Recorded data:
──────────────────────────────

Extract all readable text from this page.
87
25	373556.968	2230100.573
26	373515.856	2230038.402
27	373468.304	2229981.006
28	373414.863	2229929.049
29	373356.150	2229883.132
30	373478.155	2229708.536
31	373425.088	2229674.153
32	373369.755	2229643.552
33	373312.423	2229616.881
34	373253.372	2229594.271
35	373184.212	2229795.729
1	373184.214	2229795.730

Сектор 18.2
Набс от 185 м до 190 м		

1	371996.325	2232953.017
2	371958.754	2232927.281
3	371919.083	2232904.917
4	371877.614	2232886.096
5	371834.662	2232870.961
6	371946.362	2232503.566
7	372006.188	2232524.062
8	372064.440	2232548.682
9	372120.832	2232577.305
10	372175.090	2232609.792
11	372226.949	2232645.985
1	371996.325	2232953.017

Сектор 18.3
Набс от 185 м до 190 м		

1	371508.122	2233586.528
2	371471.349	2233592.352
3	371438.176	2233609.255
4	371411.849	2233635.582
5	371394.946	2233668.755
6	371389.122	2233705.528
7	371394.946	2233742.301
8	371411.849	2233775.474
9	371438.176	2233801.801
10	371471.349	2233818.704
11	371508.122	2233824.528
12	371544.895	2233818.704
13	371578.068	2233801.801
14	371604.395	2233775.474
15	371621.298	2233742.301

──────────────────────────────

**REQUIRED TASK:** Type out all of the material again, word for word.

**SOLUTION TO THIS TASK:**
Extract all readable text from this page.
87
25	373556.968	2230100.573
26	373515.856	2230038.402
27	373468.304	2229981.006
28	373414.863	2229929.049
29	373356.150	2229883.132
30	373478.155	2229708.536
31	373425.088	2229674.153
32	373369.755	2229643.552
33	373312.423	2229616.881
34	373253.372	2229594.271
35	373184.212	2229795.729
1	373184.214	2229795.730

Сектор 18.2
Набс от 185 м до 190 м		

1	371996.325	2232953.017
2	371958.754	2232927.281
3	371919.083	2232904.917
4	371877.614	2232886.096
5	371834.662	2232870.961
6	371946.362	2232503.566
7	372006.188	2232524.062
8	372064.440	2232548.682
9	372120.832	2232577.305
10	372175.090	2232609.792
11	372226.949	2232645.985
1	371996.325	2232953.017

Сектор 18.3
Набс от 185 м до 190 м		

1	371508.122	2233586.528
2	371471.349	2233592.352
3	371438.176	2233609.255
4	371411.849	2233635.582
5	371394.946	2233668.755
6	371389.122	2233705.528
7	371394.946	2233742.301
8	371411.849	2233775.474
9	371438.176	2233801.801
10	371471.349	2233818.704
11	371508.122	2233824.528
12	371544.895	2233818.704
13	371578.068	2233801.801
14	371604.395	2233775.474
15	371621.298	2233742.301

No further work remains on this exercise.